Retype the part of the listing that opens with its first line and closes with the line containing "data-labels: 887 863", including both of those lines. Keep every character unchanged.

--- Start of Supplied data ---

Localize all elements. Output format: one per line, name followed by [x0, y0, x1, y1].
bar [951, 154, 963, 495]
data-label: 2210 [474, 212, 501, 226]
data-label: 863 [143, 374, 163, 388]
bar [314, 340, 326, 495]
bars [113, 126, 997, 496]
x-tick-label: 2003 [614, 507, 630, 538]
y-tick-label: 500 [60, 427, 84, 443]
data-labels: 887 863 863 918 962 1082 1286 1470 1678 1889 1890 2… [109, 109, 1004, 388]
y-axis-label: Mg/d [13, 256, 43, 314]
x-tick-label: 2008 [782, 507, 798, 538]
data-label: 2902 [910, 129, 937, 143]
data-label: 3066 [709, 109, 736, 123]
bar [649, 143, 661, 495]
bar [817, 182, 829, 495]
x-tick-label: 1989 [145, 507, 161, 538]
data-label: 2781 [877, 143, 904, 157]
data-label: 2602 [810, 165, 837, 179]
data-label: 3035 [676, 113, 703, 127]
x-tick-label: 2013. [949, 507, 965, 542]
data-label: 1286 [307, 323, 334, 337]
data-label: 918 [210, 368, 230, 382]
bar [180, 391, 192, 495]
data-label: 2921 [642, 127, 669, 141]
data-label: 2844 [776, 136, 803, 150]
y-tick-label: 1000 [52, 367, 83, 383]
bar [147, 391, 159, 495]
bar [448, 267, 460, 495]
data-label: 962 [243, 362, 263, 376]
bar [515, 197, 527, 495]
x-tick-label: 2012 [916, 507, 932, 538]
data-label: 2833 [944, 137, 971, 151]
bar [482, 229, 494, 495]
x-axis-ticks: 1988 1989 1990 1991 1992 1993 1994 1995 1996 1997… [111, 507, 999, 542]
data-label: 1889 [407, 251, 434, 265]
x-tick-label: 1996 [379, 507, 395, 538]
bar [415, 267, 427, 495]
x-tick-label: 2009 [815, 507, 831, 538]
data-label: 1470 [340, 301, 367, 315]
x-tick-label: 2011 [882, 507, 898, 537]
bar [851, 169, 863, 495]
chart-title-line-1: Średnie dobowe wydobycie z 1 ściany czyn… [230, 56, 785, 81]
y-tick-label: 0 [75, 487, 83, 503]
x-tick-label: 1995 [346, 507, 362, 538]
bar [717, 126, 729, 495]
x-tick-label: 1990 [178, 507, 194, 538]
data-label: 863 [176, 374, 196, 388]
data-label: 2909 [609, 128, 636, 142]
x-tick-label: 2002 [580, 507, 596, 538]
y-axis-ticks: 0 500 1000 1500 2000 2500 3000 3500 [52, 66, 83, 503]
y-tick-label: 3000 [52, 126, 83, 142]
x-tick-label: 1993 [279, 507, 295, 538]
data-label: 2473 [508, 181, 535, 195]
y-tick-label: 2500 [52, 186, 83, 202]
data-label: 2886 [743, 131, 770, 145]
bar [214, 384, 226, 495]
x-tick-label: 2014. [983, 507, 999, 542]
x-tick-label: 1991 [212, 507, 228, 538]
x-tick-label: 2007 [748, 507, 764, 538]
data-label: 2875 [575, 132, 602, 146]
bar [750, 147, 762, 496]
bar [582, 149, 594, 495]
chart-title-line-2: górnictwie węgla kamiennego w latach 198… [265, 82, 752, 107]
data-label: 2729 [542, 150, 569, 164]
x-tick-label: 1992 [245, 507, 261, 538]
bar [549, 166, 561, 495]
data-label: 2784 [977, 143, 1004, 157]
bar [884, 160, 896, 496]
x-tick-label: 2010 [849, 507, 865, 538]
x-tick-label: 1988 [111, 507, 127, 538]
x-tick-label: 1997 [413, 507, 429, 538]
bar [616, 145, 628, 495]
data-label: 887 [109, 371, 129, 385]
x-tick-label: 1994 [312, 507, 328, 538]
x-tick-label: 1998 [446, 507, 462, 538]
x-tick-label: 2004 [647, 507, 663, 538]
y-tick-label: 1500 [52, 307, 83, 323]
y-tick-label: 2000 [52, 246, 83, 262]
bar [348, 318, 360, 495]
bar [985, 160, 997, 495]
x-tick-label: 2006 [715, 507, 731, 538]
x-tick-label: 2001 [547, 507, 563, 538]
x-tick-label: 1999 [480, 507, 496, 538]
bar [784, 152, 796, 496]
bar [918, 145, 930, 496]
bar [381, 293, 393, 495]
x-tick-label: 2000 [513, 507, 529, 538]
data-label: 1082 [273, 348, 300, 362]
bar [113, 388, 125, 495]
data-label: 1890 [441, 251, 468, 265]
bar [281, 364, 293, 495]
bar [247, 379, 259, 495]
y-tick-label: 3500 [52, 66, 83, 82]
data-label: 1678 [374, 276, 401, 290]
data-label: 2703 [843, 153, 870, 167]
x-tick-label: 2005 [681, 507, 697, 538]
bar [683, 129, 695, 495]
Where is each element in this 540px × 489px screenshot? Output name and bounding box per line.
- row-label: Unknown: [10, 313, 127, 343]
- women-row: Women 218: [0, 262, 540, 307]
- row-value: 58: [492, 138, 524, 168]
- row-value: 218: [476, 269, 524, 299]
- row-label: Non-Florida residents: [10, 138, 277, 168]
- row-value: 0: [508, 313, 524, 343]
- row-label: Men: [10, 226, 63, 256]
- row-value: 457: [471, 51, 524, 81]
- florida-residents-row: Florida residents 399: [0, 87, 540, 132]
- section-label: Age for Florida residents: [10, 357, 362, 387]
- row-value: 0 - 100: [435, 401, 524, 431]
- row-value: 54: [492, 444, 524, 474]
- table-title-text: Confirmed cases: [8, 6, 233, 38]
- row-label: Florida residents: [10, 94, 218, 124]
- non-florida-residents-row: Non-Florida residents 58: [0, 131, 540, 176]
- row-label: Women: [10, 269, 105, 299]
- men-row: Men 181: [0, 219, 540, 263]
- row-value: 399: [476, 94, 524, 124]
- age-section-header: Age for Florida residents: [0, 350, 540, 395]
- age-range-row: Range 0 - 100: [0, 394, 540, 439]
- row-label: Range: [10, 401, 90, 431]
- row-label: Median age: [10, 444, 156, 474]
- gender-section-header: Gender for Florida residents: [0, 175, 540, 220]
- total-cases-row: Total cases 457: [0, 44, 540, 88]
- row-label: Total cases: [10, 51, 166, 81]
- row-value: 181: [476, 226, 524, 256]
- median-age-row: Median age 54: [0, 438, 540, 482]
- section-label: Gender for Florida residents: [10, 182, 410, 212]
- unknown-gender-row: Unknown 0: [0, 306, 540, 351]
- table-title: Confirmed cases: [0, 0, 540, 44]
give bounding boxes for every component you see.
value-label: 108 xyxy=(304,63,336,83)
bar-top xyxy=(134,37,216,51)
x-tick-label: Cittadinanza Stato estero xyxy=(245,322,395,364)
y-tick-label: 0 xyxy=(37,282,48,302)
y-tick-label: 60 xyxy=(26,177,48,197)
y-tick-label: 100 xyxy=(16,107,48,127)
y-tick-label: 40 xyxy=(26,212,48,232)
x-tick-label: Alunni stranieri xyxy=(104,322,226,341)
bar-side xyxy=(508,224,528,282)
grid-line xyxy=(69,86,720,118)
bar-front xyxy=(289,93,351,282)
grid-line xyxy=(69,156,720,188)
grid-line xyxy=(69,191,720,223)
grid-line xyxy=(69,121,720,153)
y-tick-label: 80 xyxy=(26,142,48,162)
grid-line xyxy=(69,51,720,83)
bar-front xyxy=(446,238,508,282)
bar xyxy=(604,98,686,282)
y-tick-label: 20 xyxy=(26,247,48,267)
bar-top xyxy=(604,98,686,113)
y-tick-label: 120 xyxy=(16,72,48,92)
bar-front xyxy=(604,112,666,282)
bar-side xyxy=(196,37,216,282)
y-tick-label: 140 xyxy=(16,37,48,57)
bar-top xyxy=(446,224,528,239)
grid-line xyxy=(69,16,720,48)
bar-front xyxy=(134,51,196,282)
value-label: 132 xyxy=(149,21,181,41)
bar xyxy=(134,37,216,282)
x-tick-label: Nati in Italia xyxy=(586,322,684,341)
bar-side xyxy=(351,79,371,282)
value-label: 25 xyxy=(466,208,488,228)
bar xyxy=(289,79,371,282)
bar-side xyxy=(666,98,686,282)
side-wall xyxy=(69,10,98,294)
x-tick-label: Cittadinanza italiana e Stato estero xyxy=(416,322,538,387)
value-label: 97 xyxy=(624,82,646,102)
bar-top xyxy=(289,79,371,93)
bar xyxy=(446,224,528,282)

--- End of Supplied data ---

Result of the exercise -
Localize all elements. Output format: one per line, name followed by [x0, y0, x1, y1].
bar [951, 154, 963, 495]
data-label: 2210 [474, 212, 501, 226]
data-label: 863 [143, 374, 163, 388]
bar [314, 340, 326, 495]
bars [113, 126, 997, 496]
x-tick-label: 2003 [614, 507, 630, 538]
y-tick-label: 500 [60, 427, 84, 443]
data-labels: 887 863 863 918 962 1082 1286 1470 1678 1889 1890 2… [109, 109, 1004, 388]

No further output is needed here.